- [YOUR GOAL] Give every entry again, word for word and in full.

Stored entries:
----
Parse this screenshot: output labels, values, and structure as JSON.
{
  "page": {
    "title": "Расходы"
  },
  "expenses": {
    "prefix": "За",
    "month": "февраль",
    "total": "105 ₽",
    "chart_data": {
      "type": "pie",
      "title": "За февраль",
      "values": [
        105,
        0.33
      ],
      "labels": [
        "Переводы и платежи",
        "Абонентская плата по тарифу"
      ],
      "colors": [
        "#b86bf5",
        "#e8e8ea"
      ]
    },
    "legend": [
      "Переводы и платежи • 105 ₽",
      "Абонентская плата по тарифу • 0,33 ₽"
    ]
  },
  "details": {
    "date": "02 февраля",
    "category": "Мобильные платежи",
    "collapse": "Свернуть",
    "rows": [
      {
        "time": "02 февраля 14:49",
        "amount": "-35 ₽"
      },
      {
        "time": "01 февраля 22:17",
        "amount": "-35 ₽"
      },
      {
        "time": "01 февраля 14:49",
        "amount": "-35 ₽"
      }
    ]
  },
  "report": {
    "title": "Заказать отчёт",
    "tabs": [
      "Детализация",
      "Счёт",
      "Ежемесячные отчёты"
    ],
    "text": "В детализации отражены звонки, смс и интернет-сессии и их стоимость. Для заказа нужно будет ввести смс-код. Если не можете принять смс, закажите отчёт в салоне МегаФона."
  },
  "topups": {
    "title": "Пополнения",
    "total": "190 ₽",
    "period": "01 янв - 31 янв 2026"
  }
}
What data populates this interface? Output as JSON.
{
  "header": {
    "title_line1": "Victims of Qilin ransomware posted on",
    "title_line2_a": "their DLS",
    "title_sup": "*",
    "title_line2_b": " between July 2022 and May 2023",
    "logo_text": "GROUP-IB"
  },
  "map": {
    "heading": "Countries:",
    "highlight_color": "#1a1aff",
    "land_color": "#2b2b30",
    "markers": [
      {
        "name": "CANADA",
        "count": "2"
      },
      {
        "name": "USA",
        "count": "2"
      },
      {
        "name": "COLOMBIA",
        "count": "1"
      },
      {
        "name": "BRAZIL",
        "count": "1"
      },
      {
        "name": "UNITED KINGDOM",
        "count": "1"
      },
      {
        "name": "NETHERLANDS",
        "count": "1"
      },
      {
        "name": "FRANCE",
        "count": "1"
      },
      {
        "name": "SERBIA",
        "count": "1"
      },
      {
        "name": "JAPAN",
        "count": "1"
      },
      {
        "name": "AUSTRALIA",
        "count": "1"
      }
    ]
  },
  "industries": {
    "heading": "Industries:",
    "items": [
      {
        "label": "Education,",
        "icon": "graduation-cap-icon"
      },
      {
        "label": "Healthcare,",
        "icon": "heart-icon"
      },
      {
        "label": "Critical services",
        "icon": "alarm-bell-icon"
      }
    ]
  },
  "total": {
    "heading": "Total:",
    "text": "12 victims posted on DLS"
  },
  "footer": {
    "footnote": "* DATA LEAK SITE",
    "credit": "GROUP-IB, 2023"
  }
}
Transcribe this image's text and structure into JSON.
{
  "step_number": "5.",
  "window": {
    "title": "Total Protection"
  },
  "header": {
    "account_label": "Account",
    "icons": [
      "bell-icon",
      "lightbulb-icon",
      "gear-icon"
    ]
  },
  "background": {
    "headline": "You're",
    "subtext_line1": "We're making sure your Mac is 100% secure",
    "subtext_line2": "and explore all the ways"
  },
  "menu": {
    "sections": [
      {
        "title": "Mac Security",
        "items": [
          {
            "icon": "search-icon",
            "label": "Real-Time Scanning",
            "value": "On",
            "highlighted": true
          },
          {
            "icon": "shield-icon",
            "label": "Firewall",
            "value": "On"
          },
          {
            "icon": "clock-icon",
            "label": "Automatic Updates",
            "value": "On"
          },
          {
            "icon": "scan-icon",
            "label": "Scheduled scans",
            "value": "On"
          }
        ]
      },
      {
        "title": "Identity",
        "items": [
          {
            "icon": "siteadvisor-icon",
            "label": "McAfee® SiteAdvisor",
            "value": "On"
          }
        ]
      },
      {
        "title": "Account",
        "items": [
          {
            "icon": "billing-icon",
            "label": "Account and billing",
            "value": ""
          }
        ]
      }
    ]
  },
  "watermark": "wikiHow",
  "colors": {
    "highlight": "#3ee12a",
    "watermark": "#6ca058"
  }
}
----
- [FINISHED TASK]
Parse this screenshot: output labels, values, and structure as JSON.
{
  "page": {
    "title": "Расходы"
  },
  "expenses": {
    "prefix": "За",
    "month": "февраль",
    "total": "105 ₽",
    "chart_data": {
      "type": "pie",
      "title": "За февраль",
      "values": [
        105,
        0.33
      ],
      "labels": [
        "Переводы и платежи",
        "Абонентская плата по тарифу"
      ],
      "colors": [
        "#b86bf5",
        "#e8e8ea"
      ]
    },
    "legend": [
      "Переводы и платежи • 105 ₽",
      "Абонентская плата по тарифу • 0,33 ₽"
    ]
  },
  "details": {
    "date": "02 февраля",
    "category": "Мобильные платежи",
    "collapse": "Свернуть",
    "rows": [
      {
        "time": "02 февраля 14:49",
        "amount": "-35 ₽"
      },
      {
        "time": "01 февраля 22:17",
        "amount": "-35 ₽"
      },
      {
        "time": "01 февраля 14:49",
        "amount": "-35 ₽"
      }
    ]
  },
  "report": {
    "title": "Заказать отчёт",
    "tabs": [
      "Детализация",
      "Счёт",
      "Ежемесячные отчёты"
    ],
    "text": "В детализации отражены звонки, смс и интернет-сессии и их стоимость. Для заказа нужно будет ввести смс-код. Если не можете принять смс, закажите отчёт в салоне МегаФона."
  },
  "topups": {
    "title": "Пополнения",
    "total": "190 ₽",
    "period": "01 янв - 31 янв 2026"
  }
}
What data populates this interface? Output as JSON.
{
  "header": {
    "title_line1": "Victims of Qilin ransomware posted on",
    "title_line2_a": "their DLS",
    "title_sup": "*",
    "title_line2_b": " between July 2022 and May 2023",
    "logo_text": "GROUP-IB"
  },
  "map": {
    "heading": "Countries:",
    "highlight_color": "#1a1aff",
    "land_color": "#2b2b30",
    "markers": [
      {
        "name": "CANADA",
        "count": "2"
      },
      {
        "name": "USA",
        "count": "2"
      },
      {
        "name": "COLOMBIA",
        "count": "1"
      },
      {
        "name": "BRAZIL",
        "count": "1"
      },
      {
        "name": "UNITED KINGDOM",
        "count": "1"
      },
      {
        "name": "NETHERLANDS",
        "count": "1"
      },
      {
        "name": "FRANCE",
        "count": "1"
      },
      {
        "name": "SERBIA",
        "count": "1"
      },
      {
        "name": "JAPAN",
        "count": "1"
      },
      {
        "name": "AUSTRALIA",
        "count": "1"
      }
    ]
  },
  "industries": {
    "heading": "Industries:",
    "items": [
      {
        "label": "Education,",
        "icon": "graduation-cap-icon"
      },
      {
        "label": "Healthcare,",
        "icon": "heart-icon"
      },
      {
        "label": "Critical services",
        "icon": "alarm-bell-icon"
      }
    ]
  },
  "total": {
    "heading": "Total:",
    "text": "12 victims posted on DLS"
  },
  "footer": {
    "footnote": "* DATA LEAK SITE",
    "credit": "GROUP-IB, 2023"
  }
}
Transcribe this image's text and structure into JSON.
{
  "step_number": "5.",
  "window": {
    "title": "Total Protection"
  },
  "header": {
    "account_label": "Account",
    "icons": [
      "bell-icon",
      "lightbulb-icon",
      "gear-icon"
    ]
  },
  "background": {
    "headline": "You're",
    "subtext_line1": "We're making sure your Mac is 100% secure",
    "subtext_line2": "and explore all the ways"
  },
  "menu": {
    "sections": [
      {
        "title": "Mac Security",
        "items": [
          {
            "icon": "search-icon",
            "label": "Real-Time Scanning",
            "value": "On",
            "highlighted": true
          },
          {
            "icon": "shield-icon",
            "label": "Firewall",
            "value": "On"
          },
          {
            "icon": "clock-icon",
            "label": "Automatic Updates",
            "value": "On"
          },
          {
            "icon": "scan-icon",
            "label": "Scheduled scans",
            "value": "On"
          }
        ]
      },
      {
        "title": "Identity",
        "items": [
          {
            "icon": "siteadvisor-icon",
            "label": "McAfee® SiteAdvisor",
            "value": "On"
          }
        ]
      },
      {
        "title": "Account",
        "items": [
          {
            "icon": "billing-icon",
            "label": "Account and billing",
            "value": ""
          }
        ]
      }
    ]
  },
  "watermark": "wikiHow",
  "colors": {
    "highlight": "#3ee12a",
    "watermark": "#6ca058"
  }
}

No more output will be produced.